** START **

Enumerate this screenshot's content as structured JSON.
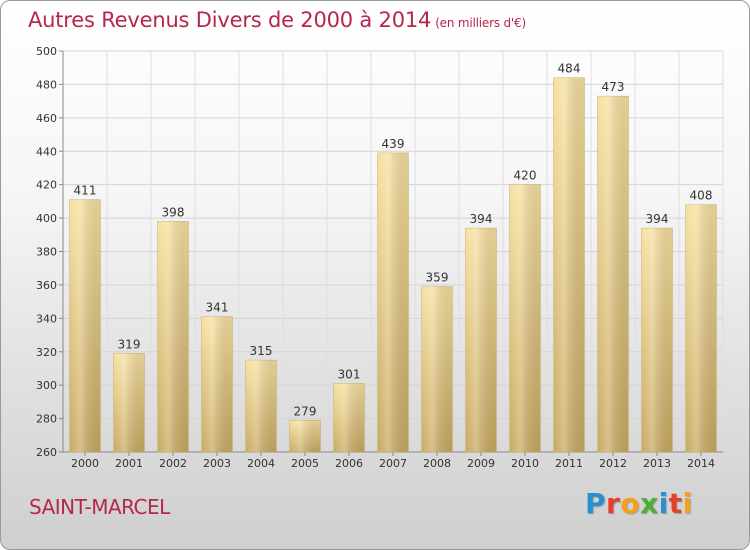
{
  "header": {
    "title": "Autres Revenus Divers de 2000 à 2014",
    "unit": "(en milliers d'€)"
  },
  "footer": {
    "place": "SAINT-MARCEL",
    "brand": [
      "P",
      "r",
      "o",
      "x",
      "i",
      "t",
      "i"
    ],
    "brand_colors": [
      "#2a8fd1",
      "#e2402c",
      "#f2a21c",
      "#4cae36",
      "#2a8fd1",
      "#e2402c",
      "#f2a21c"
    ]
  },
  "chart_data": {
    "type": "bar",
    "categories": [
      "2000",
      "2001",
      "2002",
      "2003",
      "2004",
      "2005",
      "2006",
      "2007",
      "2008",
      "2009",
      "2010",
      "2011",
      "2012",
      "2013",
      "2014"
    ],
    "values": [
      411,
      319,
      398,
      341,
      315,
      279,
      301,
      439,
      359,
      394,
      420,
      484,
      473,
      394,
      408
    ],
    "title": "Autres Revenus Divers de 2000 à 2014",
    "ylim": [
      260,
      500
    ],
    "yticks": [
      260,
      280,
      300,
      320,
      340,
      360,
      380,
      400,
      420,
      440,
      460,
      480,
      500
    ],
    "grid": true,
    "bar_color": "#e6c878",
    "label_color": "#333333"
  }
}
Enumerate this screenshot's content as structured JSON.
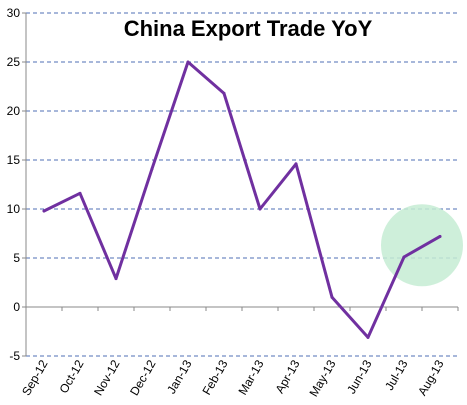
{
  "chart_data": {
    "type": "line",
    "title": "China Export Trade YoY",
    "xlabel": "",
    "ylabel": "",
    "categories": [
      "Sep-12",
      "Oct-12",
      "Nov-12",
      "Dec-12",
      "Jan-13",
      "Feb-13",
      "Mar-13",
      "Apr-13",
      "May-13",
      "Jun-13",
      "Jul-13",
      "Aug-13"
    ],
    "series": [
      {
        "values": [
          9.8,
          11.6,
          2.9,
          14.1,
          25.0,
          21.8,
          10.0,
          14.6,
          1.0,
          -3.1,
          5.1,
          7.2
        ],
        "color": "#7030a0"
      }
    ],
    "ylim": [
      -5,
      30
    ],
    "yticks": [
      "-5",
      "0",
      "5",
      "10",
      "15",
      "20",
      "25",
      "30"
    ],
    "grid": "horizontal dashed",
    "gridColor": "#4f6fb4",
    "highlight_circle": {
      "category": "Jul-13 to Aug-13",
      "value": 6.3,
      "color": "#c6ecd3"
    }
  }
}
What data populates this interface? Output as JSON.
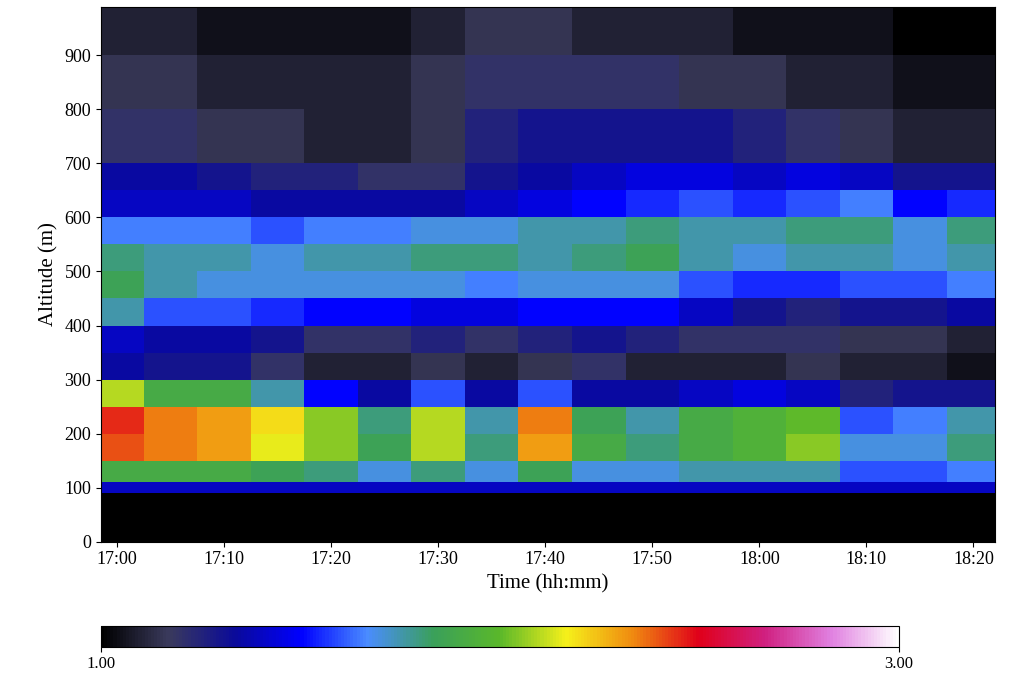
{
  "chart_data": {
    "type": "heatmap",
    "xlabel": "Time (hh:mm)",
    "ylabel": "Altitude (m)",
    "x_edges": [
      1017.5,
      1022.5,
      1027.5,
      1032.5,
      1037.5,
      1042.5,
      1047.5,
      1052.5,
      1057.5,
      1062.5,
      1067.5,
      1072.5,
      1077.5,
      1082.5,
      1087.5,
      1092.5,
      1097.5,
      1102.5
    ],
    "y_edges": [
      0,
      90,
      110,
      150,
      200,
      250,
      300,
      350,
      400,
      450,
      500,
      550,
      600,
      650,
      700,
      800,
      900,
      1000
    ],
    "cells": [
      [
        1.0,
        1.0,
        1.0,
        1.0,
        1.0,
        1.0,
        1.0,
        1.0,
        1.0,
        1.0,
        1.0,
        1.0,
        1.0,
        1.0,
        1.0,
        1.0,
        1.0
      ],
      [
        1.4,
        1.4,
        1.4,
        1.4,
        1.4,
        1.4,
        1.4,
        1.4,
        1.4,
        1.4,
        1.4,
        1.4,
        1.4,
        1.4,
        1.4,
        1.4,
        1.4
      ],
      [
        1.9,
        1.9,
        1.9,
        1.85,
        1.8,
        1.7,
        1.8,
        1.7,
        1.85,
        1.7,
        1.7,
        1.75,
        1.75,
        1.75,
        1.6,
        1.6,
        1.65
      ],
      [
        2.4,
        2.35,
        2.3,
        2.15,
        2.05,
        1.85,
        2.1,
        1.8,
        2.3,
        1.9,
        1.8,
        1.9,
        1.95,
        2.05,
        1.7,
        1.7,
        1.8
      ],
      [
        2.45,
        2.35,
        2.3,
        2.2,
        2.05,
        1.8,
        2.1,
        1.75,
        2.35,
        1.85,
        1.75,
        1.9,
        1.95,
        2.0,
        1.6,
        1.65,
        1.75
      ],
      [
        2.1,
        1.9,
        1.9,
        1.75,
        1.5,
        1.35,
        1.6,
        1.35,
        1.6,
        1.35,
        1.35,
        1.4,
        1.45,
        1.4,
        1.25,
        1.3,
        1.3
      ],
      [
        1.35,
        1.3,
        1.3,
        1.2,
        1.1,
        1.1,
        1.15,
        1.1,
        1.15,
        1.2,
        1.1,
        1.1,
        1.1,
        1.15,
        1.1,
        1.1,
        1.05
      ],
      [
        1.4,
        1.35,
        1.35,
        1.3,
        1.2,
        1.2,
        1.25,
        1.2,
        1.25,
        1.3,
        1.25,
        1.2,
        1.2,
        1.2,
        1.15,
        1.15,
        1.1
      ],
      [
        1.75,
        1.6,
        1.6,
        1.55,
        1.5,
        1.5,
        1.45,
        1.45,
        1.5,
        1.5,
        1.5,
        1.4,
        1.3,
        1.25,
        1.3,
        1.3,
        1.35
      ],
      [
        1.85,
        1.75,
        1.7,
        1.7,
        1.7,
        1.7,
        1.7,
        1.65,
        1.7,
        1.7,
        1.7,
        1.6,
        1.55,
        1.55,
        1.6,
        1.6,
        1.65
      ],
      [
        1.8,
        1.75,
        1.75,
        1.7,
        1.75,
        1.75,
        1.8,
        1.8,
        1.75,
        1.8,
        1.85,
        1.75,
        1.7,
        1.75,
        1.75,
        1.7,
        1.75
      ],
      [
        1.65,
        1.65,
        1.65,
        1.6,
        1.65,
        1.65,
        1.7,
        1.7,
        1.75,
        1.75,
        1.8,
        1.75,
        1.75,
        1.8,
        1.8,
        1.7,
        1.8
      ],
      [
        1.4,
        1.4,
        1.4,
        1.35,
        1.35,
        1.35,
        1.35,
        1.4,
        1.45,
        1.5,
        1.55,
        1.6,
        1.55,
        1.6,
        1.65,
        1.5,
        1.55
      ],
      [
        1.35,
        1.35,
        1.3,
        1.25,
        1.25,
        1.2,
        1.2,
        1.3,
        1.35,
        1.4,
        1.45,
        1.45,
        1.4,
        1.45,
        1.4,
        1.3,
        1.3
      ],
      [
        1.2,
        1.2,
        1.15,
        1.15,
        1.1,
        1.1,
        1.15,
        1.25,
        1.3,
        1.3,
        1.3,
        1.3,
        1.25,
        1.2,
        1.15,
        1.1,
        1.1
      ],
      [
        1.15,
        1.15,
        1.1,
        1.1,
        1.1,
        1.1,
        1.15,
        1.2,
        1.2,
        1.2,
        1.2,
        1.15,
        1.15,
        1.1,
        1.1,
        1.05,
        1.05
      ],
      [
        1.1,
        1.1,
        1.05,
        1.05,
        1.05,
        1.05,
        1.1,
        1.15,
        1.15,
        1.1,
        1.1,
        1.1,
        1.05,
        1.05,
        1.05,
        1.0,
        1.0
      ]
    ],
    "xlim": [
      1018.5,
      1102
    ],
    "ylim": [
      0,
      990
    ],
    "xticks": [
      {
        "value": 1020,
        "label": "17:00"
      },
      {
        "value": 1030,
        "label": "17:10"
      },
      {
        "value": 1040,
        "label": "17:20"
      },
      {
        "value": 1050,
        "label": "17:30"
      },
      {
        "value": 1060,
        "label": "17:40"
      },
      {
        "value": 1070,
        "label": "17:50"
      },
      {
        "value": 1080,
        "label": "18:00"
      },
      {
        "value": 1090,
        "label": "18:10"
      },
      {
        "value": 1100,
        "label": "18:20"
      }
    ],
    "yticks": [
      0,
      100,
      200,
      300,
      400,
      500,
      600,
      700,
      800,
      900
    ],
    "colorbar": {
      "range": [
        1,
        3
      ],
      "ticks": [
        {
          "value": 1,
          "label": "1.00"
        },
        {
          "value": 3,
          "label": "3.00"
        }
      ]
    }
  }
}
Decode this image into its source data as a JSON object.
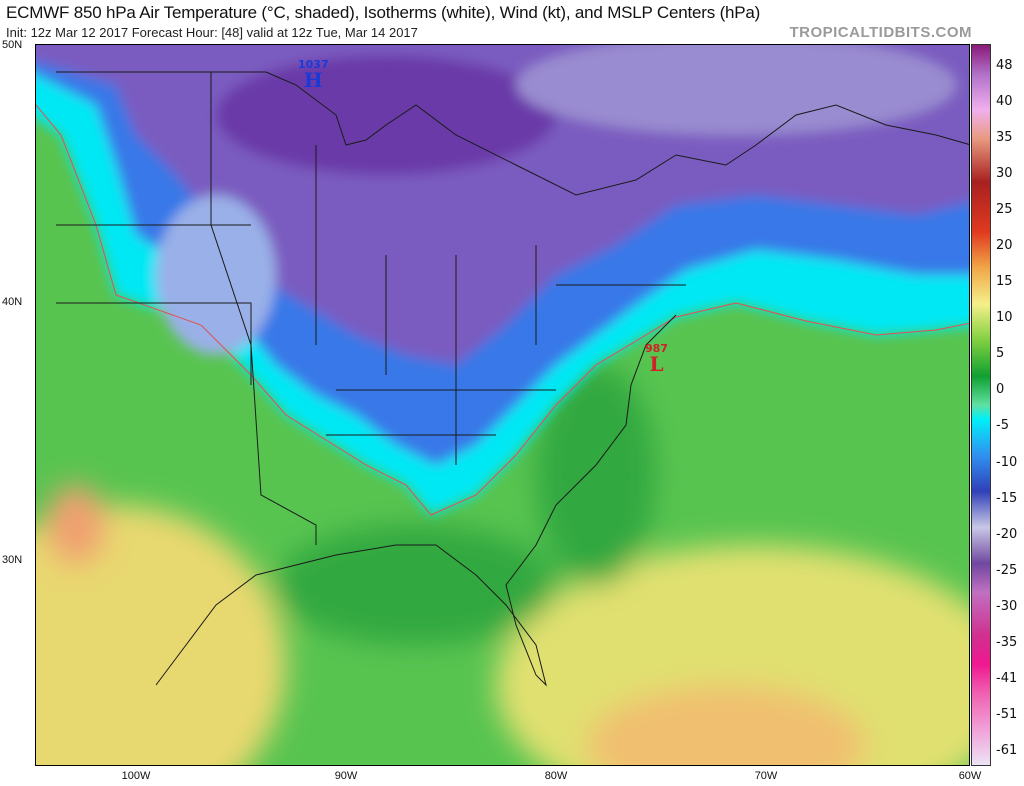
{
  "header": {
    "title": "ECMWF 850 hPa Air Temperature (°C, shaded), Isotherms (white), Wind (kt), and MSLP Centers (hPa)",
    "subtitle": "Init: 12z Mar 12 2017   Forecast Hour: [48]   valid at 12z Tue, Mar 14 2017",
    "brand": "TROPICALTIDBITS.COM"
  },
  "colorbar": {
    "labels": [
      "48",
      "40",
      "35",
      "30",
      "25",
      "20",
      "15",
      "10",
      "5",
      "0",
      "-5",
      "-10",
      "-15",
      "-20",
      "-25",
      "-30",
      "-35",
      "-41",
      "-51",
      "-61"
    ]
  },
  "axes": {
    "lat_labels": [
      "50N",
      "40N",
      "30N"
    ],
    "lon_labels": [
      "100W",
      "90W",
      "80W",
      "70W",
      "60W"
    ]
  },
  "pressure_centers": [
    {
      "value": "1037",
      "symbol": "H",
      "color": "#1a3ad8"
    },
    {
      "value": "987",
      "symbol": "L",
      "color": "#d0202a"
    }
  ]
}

** END **

STATED EXERCISE: Check each line of the data above for the word "JSON" and say how many lines have it. Give the number alone.

OUTPUT: 4